» **TASK INSTRUCTIONS**: Your answer is a single number: the count of lines that contain the string "text".

» **STORED DATA**:
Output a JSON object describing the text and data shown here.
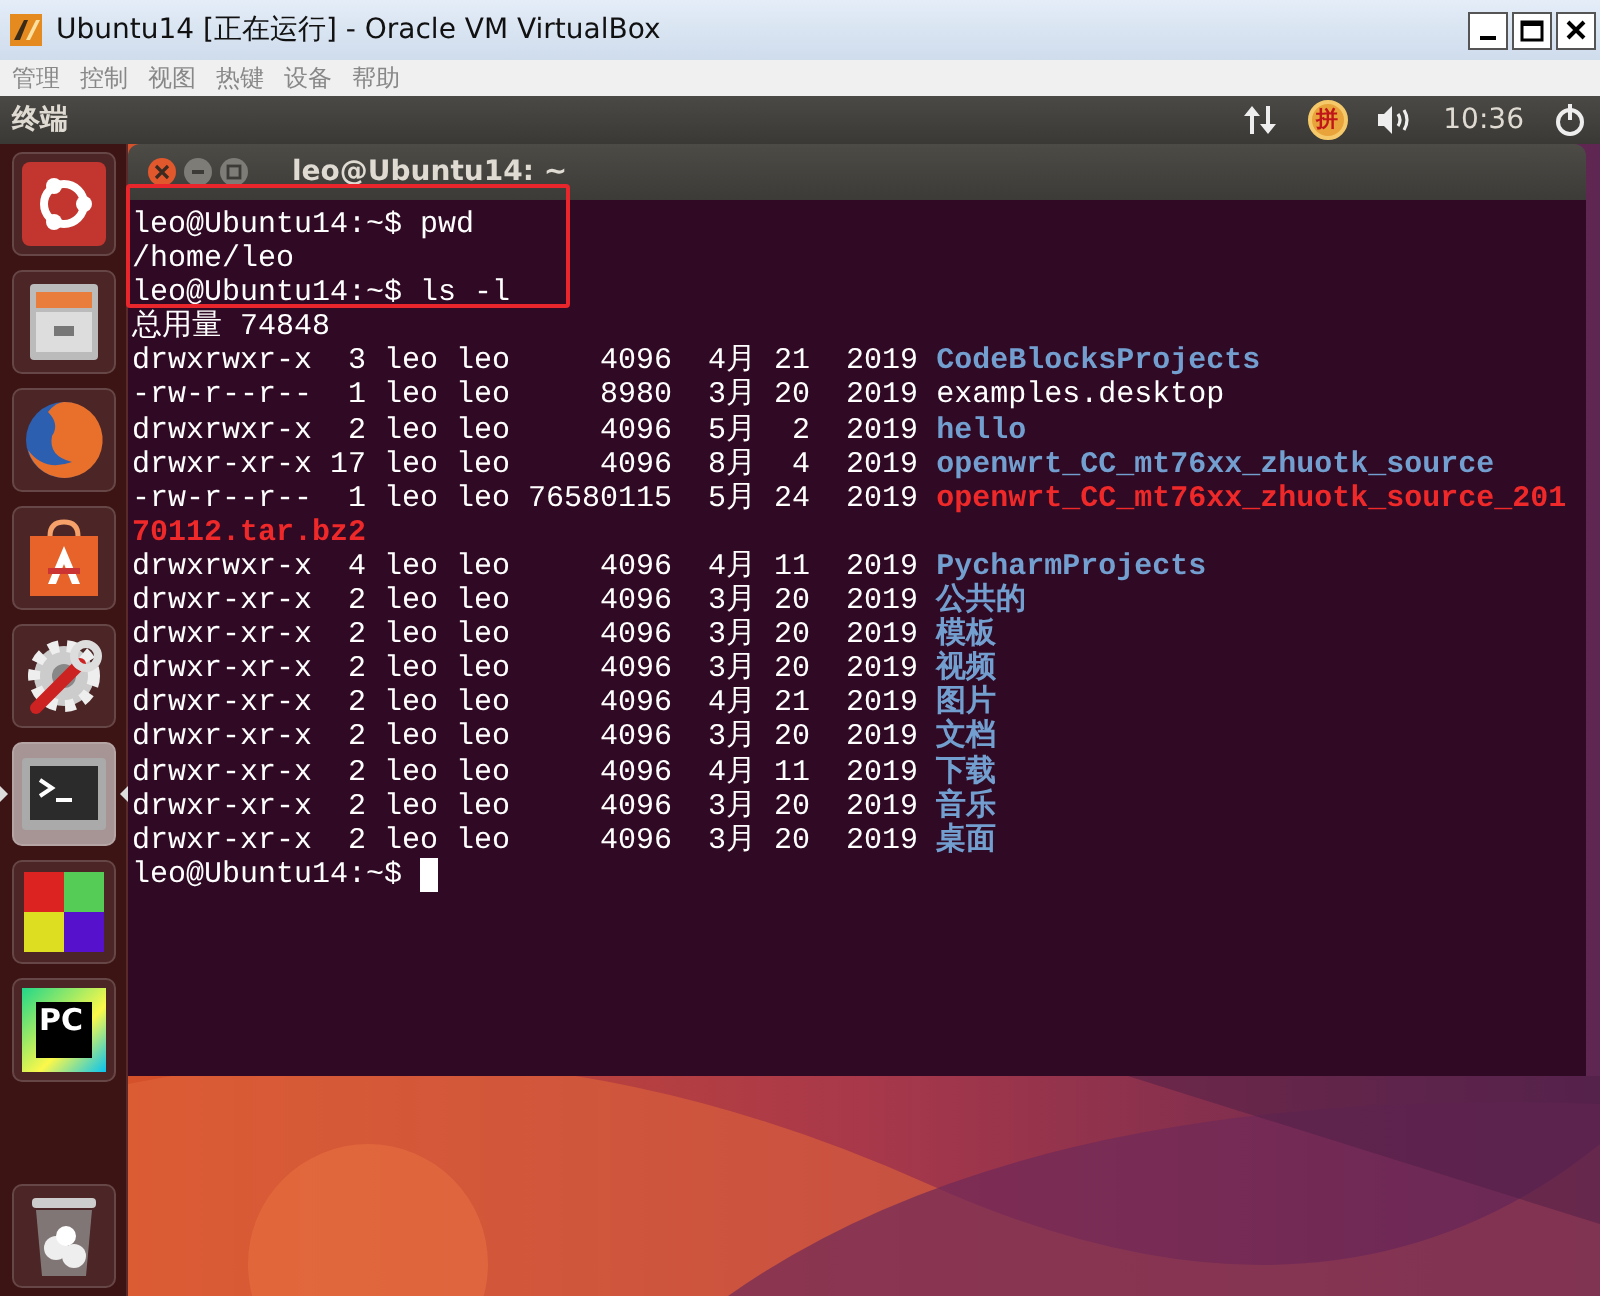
{
  "window": {
    "title": "Ubuntu14 [正在运行] - Oracle VM VirtualBox"
  },
  "menu": [
    "管理",
    "控制",
    "视图",
    "热键",
    "设备",
    "帮助"
  ],
  "top_panel": {
    "title": "终端",
    "input_method": "拼",
    "time": "10:36"
  },
  "launcher": [
    {
      "kind": "ubuntu",
      "selected": false
    },
    {
      "kind": "files",
      "selected": false
    },
    {
      "kind": "firefox",
      "selected": false
    },
    {
      "kind": "store",
      "selected": false
    },
    {
      "kind": "settings",
      "selected": false
    },
    {
      "kind": "terminal",
      "selected": true
    },
    {
      "kind": "blocks",
      "selected": false
    },
    {
      "kind": "pycharm",
      "selected": false,
      "label": "PC"
    },
    {
      "kind": "trash",
      "selected": false
    }
  ],
  "terminal": {
    "title": "leo@Ubuntu14: ~",
    "lines": [
      {
        "kind": "command",
        "prompt": "leo@Ubuntu14:~$",
        "command": "pwd",
        "highlighted": true
      },
      {
        "kind": "output",
        "text": "/home/leo",
        "highlighted": true
      },
      {
        "kind": "command",
        "prompt": "leo@Ubuntu14:~$",
        "command": "ls -l",
        "highlighted": true
      },
      {
        "kind": "output",
        "text": "总用量 74848"
      },
      {
        "kind": "dir",
        "info": "drwxrwxr-x  3 leo leo     4096  4月 21  2019",
        "name": "CodeBlocksProjects"
      },
      {
        "kind": "file",
        "info": "-rw-r--r--  1 leo leo     8980  3月 20  2019",
        "name": "examples.desktop"
      },
      {
        "kind": "dir",
        "info": "drwxrwxr-x  2 leo leo     4096  5月  2  2019",
        "name": "hello"
      },
      {
        "kind": "dir",
        "info": "drwxr-xr-x 17 leo leo     4096  8月  4  2019",
        "name": "openwrt_CC_mt76xx_zhuotk_source"
      },
      {
        "kind": "archive",
        "info": "-rw-r--r--  1 leo leo 76580115  5月 24  2019",
        "name": "openwrt_CC_mt76xx_zhuotk_source_201"
      },
      {
        "kind": "archive",
        "name": "70112.tar.bz2"
      },
      {
        "kind": "dir",
        "info": "drwxrwxr-x  4 leo leo     4096  4月 11  2019",
        "name": "PycharmProjects"
      },
      {
        "kind": "dir",
        "info": "drwxr-xr-x  2 leo leo     4096  3月 20  2019",
        "name": "公共的"
      },
      {
        "kind": "dir",
        "info": "drwxr-xr-x  2 leo leo     4096  3月 20  2019",
        "name": "模板"
      },
      {
        "kind": "dir",
        "info": "drwxr-xr-x  2 leo leo     4096  3月 20  2019",
        "name": "视频"
      },
      {
        "kind": "dir",
        "info": "drwxr-xr-x  2 leo leo     4096  4月 21  2019",
        "name": "图片"
      },
      {
        "kind": "dir",
        "info": "drwxr-xr-x  2 leo leo     4096  3月 20  2019",
        "name": "文档"
      },
      {
        "kind": "dir",
        "info": "drwxr-xr-x  2 leo leo     4096  4月 11  2019",
        "name": "下载"
      },
      {
        "kind": "dir",
        "info": "drwxr-xr-x  2 leo leo     4096  3月 20  2019",
        "name": "音乐"
      },
      {
        "kind": "dir",
        "info": "drwxr-xr-x  2 leo leo     4096  3月 20  2019",
        "name": "桌面"
      },
      {
        "kind": "command",
        "prompt": "leo@Ubuntu14:~$",
        "cursor": true
      }
    ]
  }
}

» **TASK RESPONSE**: 3